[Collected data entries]
((

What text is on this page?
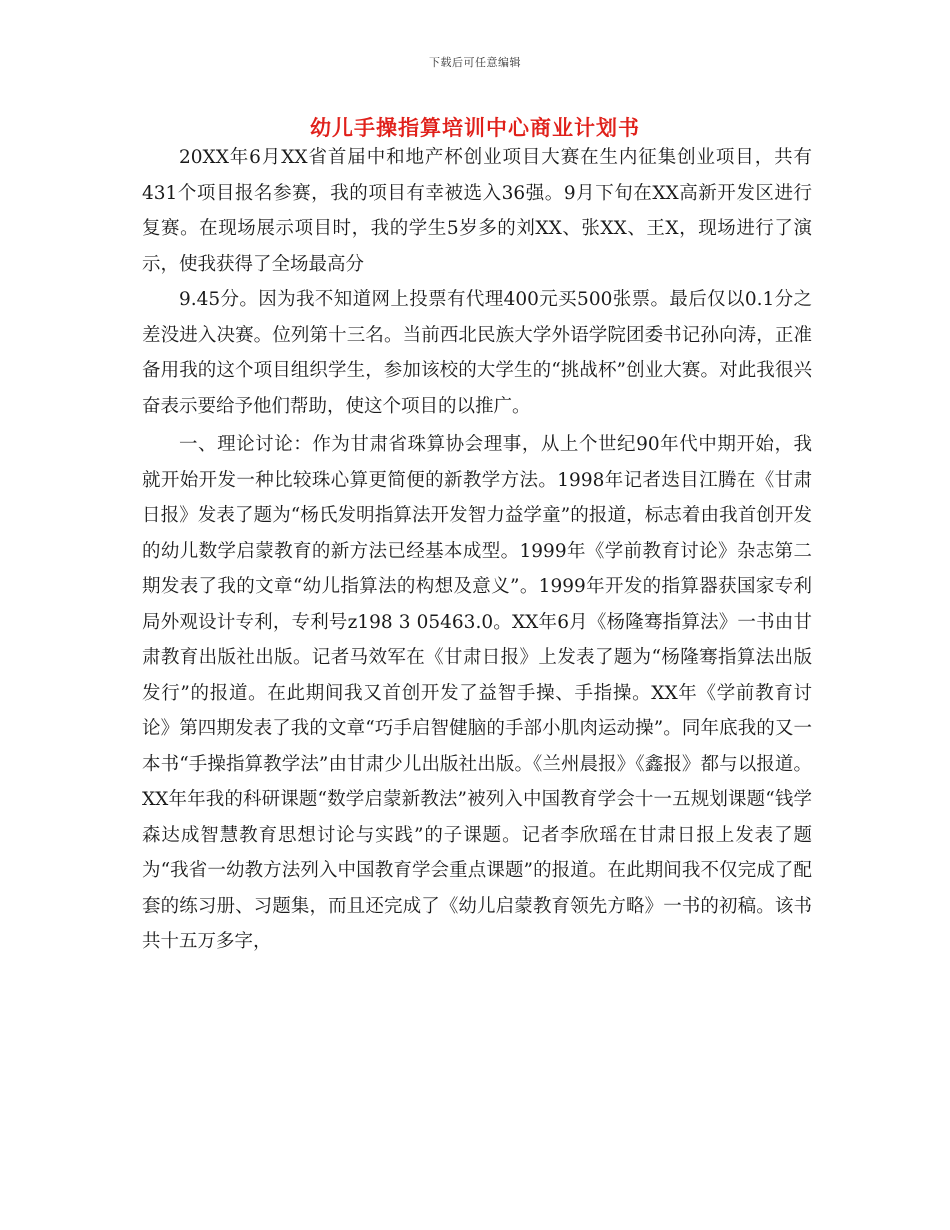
下载后可任意编辑
幼儿手操指算培训中心商业计划书

20XX年6月XX省首届中和地产杯创业项目大赛在生内征集创业项目，共有431个项目报名参赛，我的项目有幸被选入36强。9月下旬在XX高新开发区进行复赛。在现场展示项目时，我的学生5岁多的刘XX、张XX、王X，现场进行了演示，使我获得了全场最高分

9.45分。因为我不知道网上投票有代理400元买500张票。最后仅以0.1分之差没进入决赛。位列第十三名。当前西北民族大学外语学院团委书记孙向涛，正准备用我的这个项目组织学生，参加该校的大学生的“挑战杯”创业大赛。对此我很兴奋表示要给予他们帮助，使这个项目的以推广。

一、理论讨论：作为甘肃省珠算协会理事，从上个世纪90年代中期开始，我就开始开发一种比较珠心算更简便的新教学方法。1998年记者迭目江腾在《甘肃日报》发表了题为“杨氏发明指算法开发智力益学童”的报道，标志着由我首创开发的幼儿数学启蒙教育的新方法已经基本成型。1999年《学前教育讨论》杂志第二期发表了我的文章“幼儿指算法的构想及意义”。1999年开发的指算器获国家专利局外观设计专利，专利号z198 3 05463.0。XX年6月《杨隆骞指算法》一书由甘肃教育出版社出版。记者马效军在《甘肃日报》上发表了题为“杨隆骞指算法出版发行”的报道。在此期间我又首创开发了益智手操、手指操。XX年《学前教育讨论》第四期发表了我的文章“巧手启智健脑的手部小肌肉运动操”。同年底我的又一本书“手操指算教学法”由甘肃少儿出版社出版。《兰州晨报》《鑫报》都与以报道。XX年年我的科研课题“数学启蒙新教法”被列入中国教育学会十一五规划课题“钱学森达成智慧教育思想讨论与实践”的子课题。记者李欣瑶在甘肃日报上发表了题为“我省一幼教方法列入中国教育学会重点课题”的报道。在此期间我不仅完成了配套的练习册、习题集，而且还完成了《幼儿启蒙教育领先方略》一书的初稿。该书共十五万多字，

))

Any pictures should be dropped; transcribe the rest of the records above exactly.

• **Written reply**
What text is on this page?
下载后可任意编辑
幼儿手操指算培训中心商业计划书

20XX年6月XX省首届中和地产杯创业项目大赛在生内征集创业项目，共有431个项目报名参赛，我的项目有幸被选入36强。9月下旬在XX高新开发区进行复赛。在现场展示项目时，我的学生5岁多的刘XX、张XX、王X，现场进行了演示，使我获得了全场最高分

9.45分。因为我不知道网上投票有代理400元买500张票。最后仅以0.1分之差没进入决赛。位列第十三名。当前西北民族大学外语学院团委书记孙向涛，正准备用我的这个项目组织学生，参加该校的大学生的“挑战杯”创业大赛。对此我很兴奋表示要给予他们帮助，使这个项目的以推广。

一、理论讨论：作为甘肃省珠算协会理事，从上个世纪90年代中期开始，我就开始开发一种比较珠心算更简便的新教学方法。1998年记者迭目江腾在《甘肃日报》发表了题为“杨氏发明指算法开发智力益学童”的报道，标志着由我首创开发的幼儿数学启蒙教育的新方法已经基本成型。1999年《学前教育讨论》杂志第二期发表了我的文章“幼儿指算法的构想及意义”。1999年开发的指算器获国家专利局外观设计专利，专利号z198 3 05463.0。XX年6月《杨隆骞指算法》一书由甘肃教育出版社出版。记者马效军在《甘肃日报》上发表了题为“杨隆骞指算法出版发行”的报道。在此期间我又首创开发了益智手操、手指操。XX年《学前教育讨论》第四期发表了我的文章“巧手启智健脑的手部小肌肉运动操”。同年底我的又一本书“手操指算教学法”由甘肃少儿出版社出版。《兰州晨报》《鑫报》都与以报道。XX年年我的科研课题“数学启蒙新教法”被列入中国教育学会十一五规划课题“钱学森达成智慧教育思想讨论与实践”的子课题。记者李欣瑶在甘肃日报上发表了题为“我省一幼教方法列入中国教育学会重点课题”的报道。在此期间我不仅完成了配套的练习册、习题集，而且还完成了《幼儿启蒙教育领先方略》一书的初稿。该书共十五万多字，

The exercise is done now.